GIVEN TASK:
Reproduce all entries precisely as they are written.

DATASET EXTRACT:
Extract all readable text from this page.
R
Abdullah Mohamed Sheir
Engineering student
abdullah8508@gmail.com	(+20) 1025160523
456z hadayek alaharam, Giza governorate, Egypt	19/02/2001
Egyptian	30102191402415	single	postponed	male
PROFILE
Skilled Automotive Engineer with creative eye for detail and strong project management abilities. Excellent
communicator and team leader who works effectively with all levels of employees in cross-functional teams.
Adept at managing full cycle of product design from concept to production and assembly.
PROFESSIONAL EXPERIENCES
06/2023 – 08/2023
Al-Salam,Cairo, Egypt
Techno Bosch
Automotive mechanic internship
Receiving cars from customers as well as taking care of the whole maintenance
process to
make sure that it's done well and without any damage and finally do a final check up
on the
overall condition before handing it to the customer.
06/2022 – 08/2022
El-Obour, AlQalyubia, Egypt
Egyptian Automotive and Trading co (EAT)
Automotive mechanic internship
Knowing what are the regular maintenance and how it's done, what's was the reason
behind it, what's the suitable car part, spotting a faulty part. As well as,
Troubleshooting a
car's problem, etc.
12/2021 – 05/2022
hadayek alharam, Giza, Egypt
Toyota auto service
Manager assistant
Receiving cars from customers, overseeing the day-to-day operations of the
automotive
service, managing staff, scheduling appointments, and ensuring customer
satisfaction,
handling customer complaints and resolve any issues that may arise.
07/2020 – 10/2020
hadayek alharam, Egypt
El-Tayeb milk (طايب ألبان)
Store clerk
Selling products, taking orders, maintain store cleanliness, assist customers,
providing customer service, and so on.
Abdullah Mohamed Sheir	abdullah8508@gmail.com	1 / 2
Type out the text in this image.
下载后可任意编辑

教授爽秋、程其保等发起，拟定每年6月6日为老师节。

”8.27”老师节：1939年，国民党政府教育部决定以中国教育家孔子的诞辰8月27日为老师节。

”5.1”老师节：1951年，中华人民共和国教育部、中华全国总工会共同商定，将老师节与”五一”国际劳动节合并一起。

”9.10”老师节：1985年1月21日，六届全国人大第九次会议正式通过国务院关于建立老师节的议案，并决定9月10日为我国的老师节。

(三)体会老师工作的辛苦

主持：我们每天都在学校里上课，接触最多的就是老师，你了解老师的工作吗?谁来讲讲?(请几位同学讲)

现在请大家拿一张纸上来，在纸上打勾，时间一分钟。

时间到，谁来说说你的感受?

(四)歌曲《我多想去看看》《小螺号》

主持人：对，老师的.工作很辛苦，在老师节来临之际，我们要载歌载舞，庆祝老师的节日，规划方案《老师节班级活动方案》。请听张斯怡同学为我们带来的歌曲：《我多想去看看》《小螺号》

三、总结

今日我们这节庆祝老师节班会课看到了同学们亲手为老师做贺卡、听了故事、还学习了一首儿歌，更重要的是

SOLUTION FOR THIS EXERCISE:
Extract all readable text from this page.
R
Abdullah Mohamed Sheir
Engineering student
abdullah8508@gmail.com	(+20) 1025160523
456z hadayek alaharam, Giza governorate, Egypt	19/02/2001
Egyptian	30102191402415	single	postponed	male
PROFILE
Skilled Automotive Engineer with creative eye for detail and strong project management abilities. Excellent
communicator and team leader who works effectively with all levels of employees in cross-functional teams.
Adept at managing full cycle of product design from concept to production and assembly.
PROFESSIONAL EXPERIENCES
06/2023 – 08/2023
Al-Salam,Cairo, Egypt
Techno Bosch
Automotive mechanic internship
Receiving cars from customers as well as taking care of the whole maintenance
process to
make sure that it's done well and without any damage and finally do a final check up
on the
overall condition before handing it to the customer.
06/2022 – 08/2022
El-Obour, AlQalyubia, Egypt
Egyptian Automotive and Trading co (EAT)
Automotive mechanic internship
Knowing what are the regular maintenance and how it's done, what's was the reason
behind it, what's the suitable car part, spotting a faulty part. As well as,
Troubleshooting a
car's problem, etc.
12/2021 – 05/2022
hadayek alharam, Giza, Egypt
Toyota auto service
Manager assistant
Receiving cars from customers, overseeing the day-to-day operations of the
automotive
service, managing staff, scheduling appointments, and ensuring customer
satisfaction,
handling customer complaints and resolve any issues that may arise.
07/2020 – 10/2020
hadayek alharam, Egypt
El-Tayeb milk (طايب ألبان)
Store clerk
Selling products, taking orders, maintain store cleanliness, assist customers,
providing customer service, and so on.
Abdullah Mohamed Sheir	abdullah8508@gmail.com	1 / 2
Type out the text in this image.
下载后可任意编辑

教授爽秋、程其保等发起，拟定每年6月6日为老师节。

”8.27”老师节：1939年，国民党政府教育部决定以中国教育家孔子的诞辰8月27日为老师节。

”5.1”老师节：1951年，中华人民共和国教育部、中华全国总工会共同商定，将老师节与”五一”国际劳动节合并一起。

”9.10”老师节：1985年1月21日，六届全国人大第九次会议正式通过国务院关于建立老师节的议案，并决定9月10日为我国的老师节。

(三)体会老师工作的辛苦

主持：我们每天都在学校里上课，接触最多的就是老师，你了解老师的工作吗?谁来讲讲?(请几位同学讲)

现在请大家拿一张纸上来，在纸上打勾，时间一分钟。

时间到，谁来说说你的感受?

(四)歌曲《我多想去看看》《小螺号》

主持人：对，老师的.工作很辛苦，在老师节来临之际，我们要载歌载舞，庆祝老师的节日，规划方案《老师节班级活动方案》。请听张斯怡同学为我们带来的歌曲：《我多想去看看》《小螺号》

三、总结

今日我们这节庆祝老师节班会课看到了同学们亲手为老师做贺卡、听了故事、还学习了一首儿歌，更重要的是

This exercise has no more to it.